▶ [TASK INPUT]:

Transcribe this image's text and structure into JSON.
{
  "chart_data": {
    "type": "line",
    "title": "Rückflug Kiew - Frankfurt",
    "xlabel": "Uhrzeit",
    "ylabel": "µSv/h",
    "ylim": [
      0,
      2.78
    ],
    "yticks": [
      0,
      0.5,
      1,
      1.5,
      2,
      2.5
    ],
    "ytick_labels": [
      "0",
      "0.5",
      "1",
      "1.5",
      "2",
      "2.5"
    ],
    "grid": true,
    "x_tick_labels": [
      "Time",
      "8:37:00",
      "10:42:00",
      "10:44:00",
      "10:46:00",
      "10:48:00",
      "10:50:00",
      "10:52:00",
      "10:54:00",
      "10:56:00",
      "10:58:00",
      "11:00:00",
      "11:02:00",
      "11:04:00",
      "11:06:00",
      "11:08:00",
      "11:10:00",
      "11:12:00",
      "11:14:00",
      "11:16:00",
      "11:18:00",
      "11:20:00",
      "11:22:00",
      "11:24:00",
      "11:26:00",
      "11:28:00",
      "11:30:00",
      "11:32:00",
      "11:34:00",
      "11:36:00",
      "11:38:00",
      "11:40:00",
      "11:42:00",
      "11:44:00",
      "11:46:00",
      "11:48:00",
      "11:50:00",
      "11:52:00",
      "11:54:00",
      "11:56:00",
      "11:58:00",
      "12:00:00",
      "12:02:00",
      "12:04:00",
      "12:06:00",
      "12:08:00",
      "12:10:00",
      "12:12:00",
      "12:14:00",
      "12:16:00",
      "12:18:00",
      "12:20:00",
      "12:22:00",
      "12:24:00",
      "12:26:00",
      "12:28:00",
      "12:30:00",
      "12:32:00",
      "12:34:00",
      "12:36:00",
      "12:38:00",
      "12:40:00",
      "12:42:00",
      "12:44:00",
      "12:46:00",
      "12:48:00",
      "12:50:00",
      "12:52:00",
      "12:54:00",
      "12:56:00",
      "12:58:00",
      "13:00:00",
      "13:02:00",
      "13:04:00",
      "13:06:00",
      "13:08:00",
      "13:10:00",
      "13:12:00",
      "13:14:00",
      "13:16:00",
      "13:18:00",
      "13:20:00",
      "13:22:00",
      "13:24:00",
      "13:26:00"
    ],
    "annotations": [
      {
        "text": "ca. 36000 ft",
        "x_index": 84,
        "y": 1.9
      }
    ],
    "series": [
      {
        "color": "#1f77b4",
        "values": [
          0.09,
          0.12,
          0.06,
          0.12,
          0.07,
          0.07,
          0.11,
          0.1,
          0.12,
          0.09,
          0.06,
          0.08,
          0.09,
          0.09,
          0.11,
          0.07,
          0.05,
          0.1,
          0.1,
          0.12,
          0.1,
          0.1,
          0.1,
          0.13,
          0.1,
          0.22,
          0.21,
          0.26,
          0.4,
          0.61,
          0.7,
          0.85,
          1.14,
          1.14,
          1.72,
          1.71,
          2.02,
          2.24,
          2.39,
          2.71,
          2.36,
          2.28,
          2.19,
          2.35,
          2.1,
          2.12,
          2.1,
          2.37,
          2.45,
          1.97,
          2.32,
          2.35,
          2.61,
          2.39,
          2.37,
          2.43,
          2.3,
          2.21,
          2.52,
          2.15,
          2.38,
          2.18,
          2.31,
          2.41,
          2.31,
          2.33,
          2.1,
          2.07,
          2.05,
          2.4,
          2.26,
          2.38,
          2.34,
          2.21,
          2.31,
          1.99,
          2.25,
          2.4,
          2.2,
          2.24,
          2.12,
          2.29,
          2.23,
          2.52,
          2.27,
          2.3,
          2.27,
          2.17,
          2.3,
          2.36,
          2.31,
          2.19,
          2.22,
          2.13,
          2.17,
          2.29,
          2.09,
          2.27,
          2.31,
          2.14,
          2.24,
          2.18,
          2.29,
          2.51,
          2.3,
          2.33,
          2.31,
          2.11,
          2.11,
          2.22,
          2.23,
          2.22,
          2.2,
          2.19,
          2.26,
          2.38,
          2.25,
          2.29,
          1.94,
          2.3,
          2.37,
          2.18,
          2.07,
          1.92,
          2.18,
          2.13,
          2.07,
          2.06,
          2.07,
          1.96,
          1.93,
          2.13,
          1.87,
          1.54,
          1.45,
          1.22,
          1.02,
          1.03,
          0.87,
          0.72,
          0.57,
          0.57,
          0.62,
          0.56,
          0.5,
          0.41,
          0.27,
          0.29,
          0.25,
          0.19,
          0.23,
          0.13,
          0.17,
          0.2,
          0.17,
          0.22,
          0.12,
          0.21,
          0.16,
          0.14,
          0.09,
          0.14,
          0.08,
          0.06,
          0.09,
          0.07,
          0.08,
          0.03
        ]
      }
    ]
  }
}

▶ [STATED GOAL]: Take the entries above and transcribe them in full.

▶ [TASK RESULT]:
Transcribe this image's text and structure into JSON.
{
  "chart_data": {
    "type": "line",
    "title": "Rückflug Kiew - Frankfurt",
    "xlabel": "Uhrzeit",
    "ylabel": "µSv/h",
    "ylim": [
      0,
      2.78
    ],
    "yticks": [
      0,
      0.5,
      1,
      1.5,
      2,
      2.5
    ],
    "ytick_labels": [
      "0",
      "0.5",
      "1",
      "1.5",
      "2",
      "2.5"
    ],
    "grid": true,
    "x_tick_labels": [
      "Time",
      "8:37:00",
      "10:42:00",
      "10:44:00",
      "10:46:00",
      "10:48:00",
      "10:50:00",
      "10:52:00",
      "10:54:00",
      "10:56:00",
      "10:58:00",
      "11:00:00",
      "11:02:00",
      "11:04:00",
      "11:06:00",
      "11:08:00",
      "11:10:00",
      "11:12:00",
      "11:14:00",
      "11:16:00",
      "11:18:00",
      "11:20:00",
      "11:22:00",
      "11:24:00",
      "11:26:00",
      "11:28:00",
      "11:30:00",
      "11:32:00",
      "11:34:00",
      "11:36:00",
      "11:38:00",
      "11:40:00",
      "11:42:00",
      "11:44:00",
      "11:46:00",
      "11:48:00",
      "11:50:00",
      "11:52:00",
      "11:54:00",
      "11:56:00",
      "11:58:00",
      "12:00:00",
      "12:02:00",
      "12:04:00",
      "12:06:00",
      "12:08:00",
      "12:10:00",
      "12:12:00",
      "12:14:00",
      "12:16:00",
      "12:18:00",
      "12:20:00",
      "12:22:00",
      "12:24:00",
      "12:26:00",
      "12:28:00",
      "12:30:00",
      "12:32:00",
      "12:34:00",
      "12:36:00",
      "12:38:00",
      "12:40:00",
      "12:42:00",
      "12:44:00",
      "12:46:00",
      "12:48:00",
      "12:50:00",
      "12:52:00",
      "12:54:00",
      "12:56:00",
      "12:58:00",
      "13:00:00",
      "13:02:00",
      "13:04:00",
      "13:06:00",
      "13:08:00",
      "13:10:00",
      "13:12:00",
      "13:14:00",
      "13:16:00",
      "13:18:00",
      "13:20:00",
      "13:22:00",
      "13:24:00",
      "13:26:00"
    ],
    "annotations": [
      {
        "text": "ca. 36000 ft",
        "x_index": 84,
        "y": 1.9
      }
    ],
    "series": [
      {
        "color": "#1f77b4",
        "values": [
          0.09,
          0.12,
          0.06,
          0.12,
          0.07,
          0.07,
          0.11,
          0.1,
          0.12,
          0.09,
          0.06,
          0.08,
          0.09,
          0.09,
          0.11,
          0.07,
          0.05,
          0.1,
          0.1,
          0.12,
          0.1,
          0.1,
          0.1,
          0.13,
          0.1,
          0.22,
          0.21,
          0.26,
          0.4,
          0.61,
          0.7,
          0.85,
          1.14,
          1.14,
          1.72,
          1.71,
          2.02,
          2.24,
          2.39,
          2.71,
          2.36,
          2.28,
          2.19,
          2.35,
          2.1,
          2.12,
          2.1,
          2.37,
          2.45,
          1.97,
          2.32,
          2.35,
          2.61,
          2.39,
          2.37,
          2.43,
          2.3,
          2.21,
          2.52,
          2.15,
          2.38,
          2.18,
          2.31,
          2.41,
          2.31,
          2.33,
          2.1,
          2.07,
          2.05,
          2.4,
          2.26,
          2.38,
          2.34,
          2.21,
          2.31,
          1.99,
          2.25,
          2.4,
          2.2,
          2.24,
          2.12,
          2.29,
          2.23,
          2.52,
          2.27,
          2.3,
          2.27,
          2.17,
          2.3,
          2.36,
          2.31,
          2.19,
          2.22,
          2.13,
          2.17,
          2.29,
          2.09,
          2.27,
          2.31,
          2.14,
          2.24,
          2.18,
          2.29,
          2.51,
          2.3,
          2.33,
          2.31,
          2.11,
          2.11,
          2.22,
          2.23,
          2.22,
          2.2,
          2.19,
          2.26,
          2.38,
          2.25,
          2.29,
          1.94,
          2.3,
          2.37,
          2.18,
          2.07,
          1.92,
          2.18,
          2.13,
          2.07,
          2.06,
          2.07,
          1.96,
          1.93,
          2.13,
          1.87,
          1.54,
          1.45,
          1.22,
          1.02,
          1.03,
          0.87,
          0.72,
          0.57,
          0.57,
          0.62,
          0.56,
          0.5,
          0.41,
          0.27,
          0.29,
          0.25,
          0.19,
          0.23,
          0.13,
          0.17,
          0.2,
          0.17,
          0.22,
          0.12,
          0.21,
          0.16,
          0.14,
          0.09,
          0.14,
          0.08,
          0.06,
          0.09,
          0.07,
          0.08,
          0.03
        ]
      }
    ]
  }
}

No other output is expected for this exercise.